## Extracted data
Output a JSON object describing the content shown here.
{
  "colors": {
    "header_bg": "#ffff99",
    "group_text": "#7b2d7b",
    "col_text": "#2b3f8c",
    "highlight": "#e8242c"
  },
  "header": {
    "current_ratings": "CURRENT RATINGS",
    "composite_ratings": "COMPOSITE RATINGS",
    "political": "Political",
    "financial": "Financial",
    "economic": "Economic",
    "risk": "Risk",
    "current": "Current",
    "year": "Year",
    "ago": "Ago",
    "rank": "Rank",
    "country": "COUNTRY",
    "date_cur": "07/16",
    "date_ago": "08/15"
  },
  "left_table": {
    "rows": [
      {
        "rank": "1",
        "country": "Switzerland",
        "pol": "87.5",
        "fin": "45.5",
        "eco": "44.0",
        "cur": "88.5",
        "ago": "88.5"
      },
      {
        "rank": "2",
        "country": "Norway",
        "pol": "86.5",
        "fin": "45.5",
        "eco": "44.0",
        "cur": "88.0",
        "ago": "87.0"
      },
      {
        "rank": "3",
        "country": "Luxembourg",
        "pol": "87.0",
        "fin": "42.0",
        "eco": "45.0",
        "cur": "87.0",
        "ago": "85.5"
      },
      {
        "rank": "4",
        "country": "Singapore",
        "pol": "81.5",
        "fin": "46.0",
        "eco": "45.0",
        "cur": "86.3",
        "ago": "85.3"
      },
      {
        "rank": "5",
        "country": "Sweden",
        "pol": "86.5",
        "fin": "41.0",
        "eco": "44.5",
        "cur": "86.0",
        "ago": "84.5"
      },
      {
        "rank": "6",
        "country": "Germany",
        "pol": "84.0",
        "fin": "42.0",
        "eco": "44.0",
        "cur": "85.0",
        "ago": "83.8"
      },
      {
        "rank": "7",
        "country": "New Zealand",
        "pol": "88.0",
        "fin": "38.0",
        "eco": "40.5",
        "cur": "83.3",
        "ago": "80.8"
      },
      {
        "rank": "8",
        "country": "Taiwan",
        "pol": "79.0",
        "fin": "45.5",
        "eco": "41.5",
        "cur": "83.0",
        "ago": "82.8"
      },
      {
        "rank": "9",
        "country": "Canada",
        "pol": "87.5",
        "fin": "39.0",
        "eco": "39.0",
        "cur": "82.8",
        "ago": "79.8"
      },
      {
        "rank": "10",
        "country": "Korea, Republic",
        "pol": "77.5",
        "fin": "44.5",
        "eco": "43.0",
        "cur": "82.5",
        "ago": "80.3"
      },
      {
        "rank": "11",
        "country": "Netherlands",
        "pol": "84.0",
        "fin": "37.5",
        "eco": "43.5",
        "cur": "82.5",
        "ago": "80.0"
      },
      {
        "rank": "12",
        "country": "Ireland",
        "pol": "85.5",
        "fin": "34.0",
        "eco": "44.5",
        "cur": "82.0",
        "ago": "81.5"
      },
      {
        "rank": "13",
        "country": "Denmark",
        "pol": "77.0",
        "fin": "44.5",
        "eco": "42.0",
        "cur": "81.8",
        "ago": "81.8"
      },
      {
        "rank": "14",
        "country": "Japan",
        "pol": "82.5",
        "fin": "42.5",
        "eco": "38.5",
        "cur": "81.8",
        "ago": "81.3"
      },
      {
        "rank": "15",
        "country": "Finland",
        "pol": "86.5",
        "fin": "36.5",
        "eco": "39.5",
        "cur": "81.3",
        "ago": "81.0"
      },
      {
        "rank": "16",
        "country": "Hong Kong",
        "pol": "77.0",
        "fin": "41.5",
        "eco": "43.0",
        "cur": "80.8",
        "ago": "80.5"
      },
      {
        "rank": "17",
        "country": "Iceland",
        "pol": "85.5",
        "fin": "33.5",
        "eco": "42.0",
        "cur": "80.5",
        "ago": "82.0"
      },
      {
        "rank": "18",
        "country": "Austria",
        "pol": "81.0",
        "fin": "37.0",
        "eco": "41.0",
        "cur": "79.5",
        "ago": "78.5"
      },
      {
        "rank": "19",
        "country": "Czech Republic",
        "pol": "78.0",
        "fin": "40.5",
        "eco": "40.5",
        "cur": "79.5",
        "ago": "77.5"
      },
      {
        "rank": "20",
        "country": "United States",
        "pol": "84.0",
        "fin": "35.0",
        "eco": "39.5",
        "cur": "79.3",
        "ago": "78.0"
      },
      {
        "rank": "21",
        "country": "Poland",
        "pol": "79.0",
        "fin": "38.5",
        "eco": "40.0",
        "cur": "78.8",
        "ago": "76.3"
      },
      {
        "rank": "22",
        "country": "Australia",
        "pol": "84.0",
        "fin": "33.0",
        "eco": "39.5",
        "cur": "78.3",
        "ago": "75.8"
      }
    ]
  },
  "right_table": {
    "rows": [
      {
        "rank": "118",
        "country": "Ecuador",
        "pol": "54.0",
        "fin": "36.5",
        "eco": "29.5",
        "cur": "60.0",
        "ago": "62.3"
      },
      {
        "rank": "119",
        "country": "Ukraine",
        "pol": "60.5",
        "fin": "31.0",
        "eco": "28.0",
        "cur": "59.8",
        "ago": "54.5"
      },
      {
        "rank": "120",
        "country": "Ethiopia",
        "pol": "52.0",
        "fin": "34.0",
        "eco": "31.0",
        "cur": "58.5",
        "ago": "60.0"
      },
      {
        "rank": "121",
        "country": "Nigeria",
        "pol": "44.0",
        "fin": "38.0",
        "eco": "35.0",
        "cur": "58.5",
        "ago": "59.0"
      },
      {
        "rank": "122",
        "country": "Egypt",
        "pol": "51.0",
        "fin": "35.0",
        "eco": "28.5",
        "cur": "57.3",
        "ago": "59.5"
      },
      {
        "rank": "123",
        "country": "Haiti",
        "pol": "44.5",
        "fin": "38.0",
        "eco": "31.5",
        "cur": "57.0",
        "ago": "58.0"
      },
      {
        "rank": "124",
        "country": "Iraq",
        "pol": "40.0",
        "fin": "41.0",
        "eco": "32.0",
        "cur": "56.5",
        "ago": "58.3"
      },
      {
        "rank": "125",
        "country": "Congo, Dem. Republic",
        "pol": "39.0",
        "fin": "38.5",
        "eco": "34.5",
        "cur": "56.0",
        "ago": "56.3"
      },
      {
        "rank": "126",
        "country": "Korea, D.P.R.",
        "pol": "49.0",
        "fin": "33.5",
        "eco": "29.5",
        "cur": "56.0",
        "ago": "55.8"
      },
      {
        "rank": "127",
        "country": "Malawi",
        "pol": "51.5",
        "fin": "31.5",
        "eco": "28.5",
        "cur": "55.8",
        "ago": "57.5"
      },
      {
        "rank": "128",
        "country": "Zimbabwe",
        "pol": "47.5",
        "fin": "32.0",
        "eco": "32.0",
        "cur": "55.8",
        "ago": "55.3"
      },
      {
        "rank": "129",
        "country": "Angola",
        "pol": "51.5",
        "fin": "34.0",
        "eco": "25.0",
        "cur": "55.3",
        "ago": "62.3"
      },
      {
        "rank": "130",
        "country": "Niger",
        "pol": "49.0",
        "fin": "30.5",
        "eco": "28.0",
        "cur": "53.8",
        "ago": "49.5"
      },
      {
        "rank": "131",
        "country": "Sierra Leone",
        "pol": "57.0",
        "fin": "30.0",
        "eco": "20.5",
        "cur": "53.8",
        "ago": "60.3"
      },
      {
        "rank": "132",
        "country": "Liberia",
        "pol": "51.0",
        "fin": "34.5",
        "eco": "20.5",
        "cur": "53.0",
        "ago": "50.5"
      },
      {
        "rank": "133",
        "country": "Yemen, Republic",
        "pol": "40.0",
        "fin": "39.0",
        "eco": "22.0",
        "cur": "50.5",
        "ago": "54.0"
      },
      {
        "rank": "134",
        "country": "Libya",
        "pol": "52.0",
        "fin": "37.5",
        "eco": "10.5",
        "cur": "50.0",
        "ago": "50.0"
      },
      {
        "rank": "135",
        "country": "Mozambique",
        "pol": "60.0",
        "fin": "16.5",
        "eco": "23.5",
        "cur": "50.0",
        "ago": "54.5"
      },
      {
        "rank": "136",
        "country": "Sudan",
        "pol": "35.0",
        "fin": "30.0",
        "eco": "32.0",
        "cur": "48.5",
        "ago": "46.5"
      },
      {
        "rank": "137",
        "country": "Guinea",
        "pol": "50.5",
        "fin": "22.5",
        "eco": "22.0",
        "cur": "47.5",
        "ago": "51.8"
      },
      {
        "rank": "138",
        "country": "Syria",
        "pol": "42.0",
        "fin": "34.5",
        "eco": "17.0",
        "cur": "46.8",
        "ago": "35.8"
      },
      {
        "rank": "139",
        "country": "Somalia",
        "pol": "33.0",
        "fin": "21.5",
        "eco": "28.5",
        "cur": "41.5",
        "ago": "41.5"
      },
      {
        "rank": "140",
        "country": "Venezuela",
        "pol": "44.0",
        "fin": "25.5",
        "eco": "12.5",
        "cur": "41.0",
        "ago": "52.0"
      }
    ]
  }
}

## What is asked
Report all lines of the data that include the word "Korea".

## Exercise output
        "country": "Korea, Republic",
        "country": "Korea, D.P.R.",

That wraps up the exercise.